Lines that include the word "document" are the ones to copy.
━━━━━━━━━━━━━━━━
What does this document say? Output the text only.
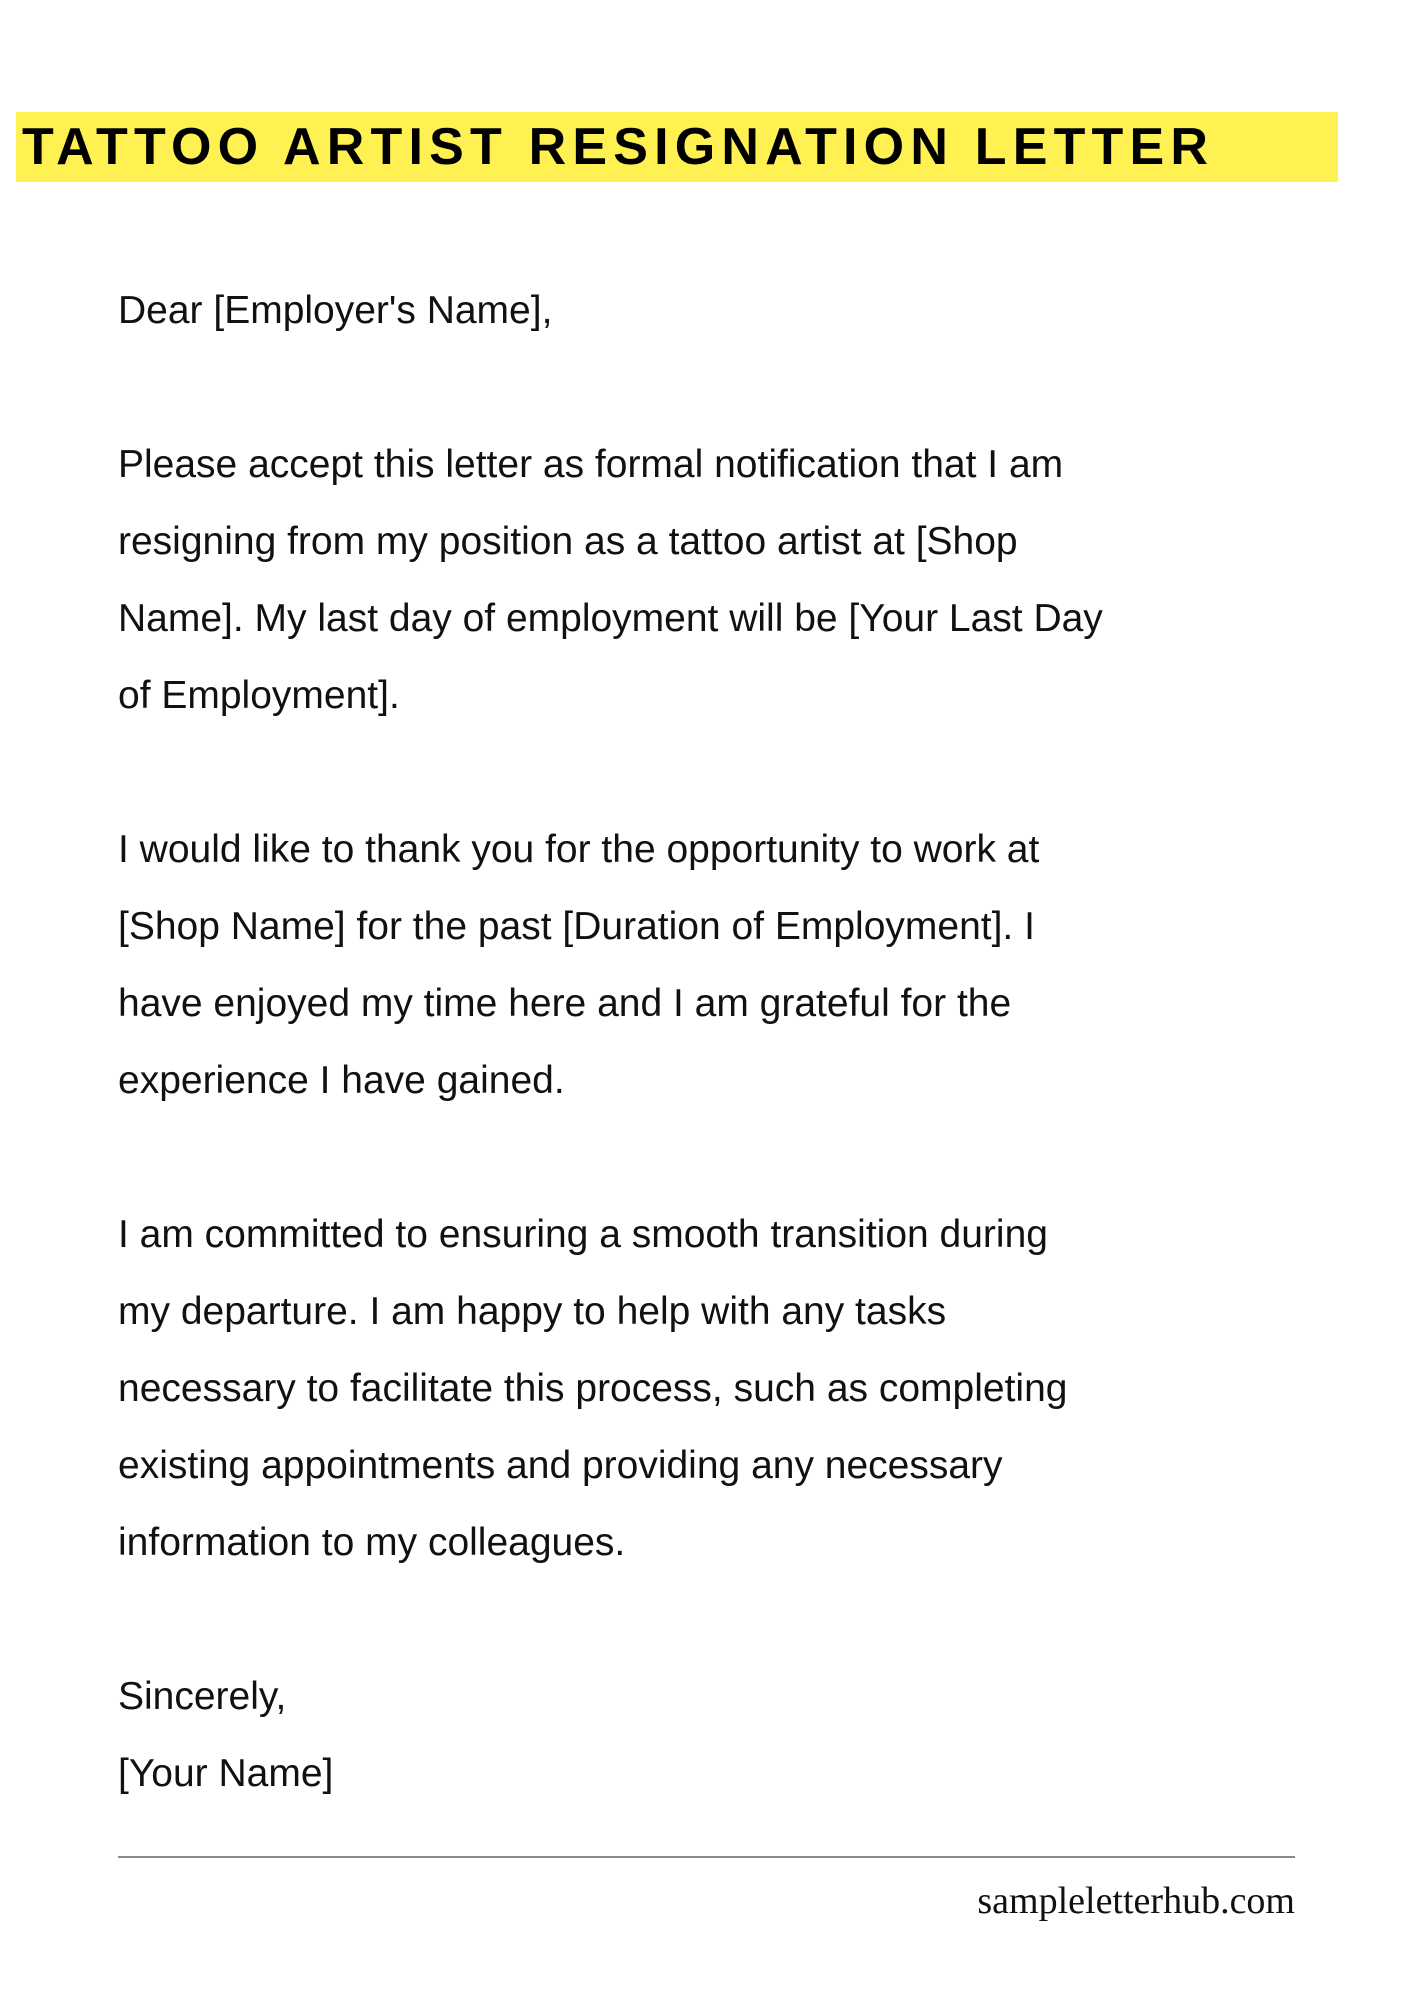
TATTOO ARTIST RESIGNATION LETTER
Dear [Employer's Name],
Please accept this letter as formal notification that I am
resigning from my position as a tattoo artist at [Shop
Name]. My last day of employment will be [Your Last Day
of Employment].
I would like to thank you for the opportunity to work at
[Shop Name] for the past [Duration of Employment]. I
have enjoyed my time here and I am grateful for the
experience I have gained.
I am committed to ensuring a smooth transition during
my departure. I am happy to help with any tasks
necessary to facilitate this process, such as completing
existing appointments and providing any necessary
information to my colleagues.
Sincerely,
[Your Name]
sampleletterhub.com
━━━━━━━━━━━━━━━━
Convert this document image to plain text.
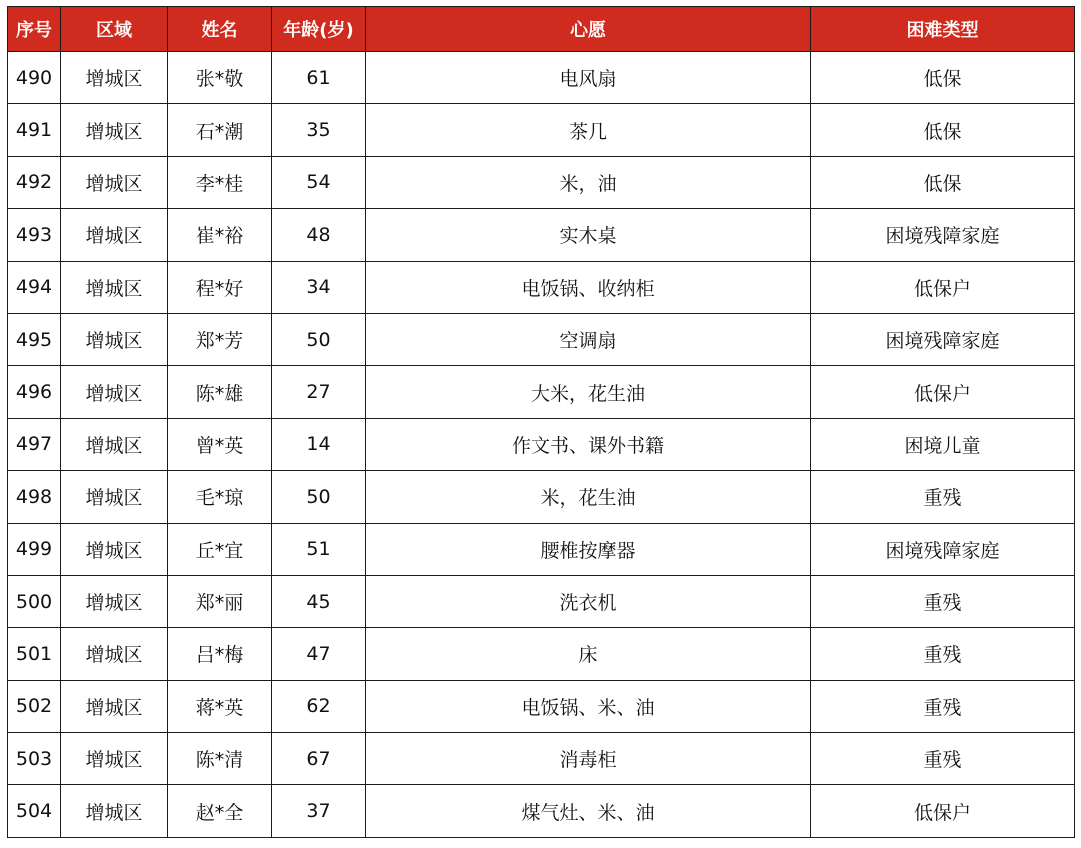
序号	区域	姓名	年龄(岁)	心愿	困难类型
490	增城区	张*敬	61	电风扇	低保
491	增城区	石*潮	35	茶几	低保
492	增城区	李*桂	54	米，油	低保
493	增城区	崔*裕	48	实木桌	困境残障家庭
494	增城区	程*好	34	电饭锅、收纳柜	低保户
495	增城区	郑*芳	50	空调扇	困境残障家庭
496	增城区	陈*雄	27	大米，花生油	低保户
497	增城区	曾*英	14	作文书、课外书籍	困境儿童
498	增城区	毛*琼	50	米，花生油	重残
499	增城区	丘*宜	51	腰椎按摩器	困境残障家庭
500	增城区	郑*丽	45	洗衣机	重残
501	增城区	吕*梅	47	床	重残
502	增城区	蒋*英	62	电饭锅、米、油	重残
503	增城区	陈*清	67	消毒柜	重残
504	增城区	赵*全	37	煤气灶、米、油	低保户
━━━━━━━━━━━━━━━━
Written reply »
What does this document say? Output the text only.
Convert this document image to plain text.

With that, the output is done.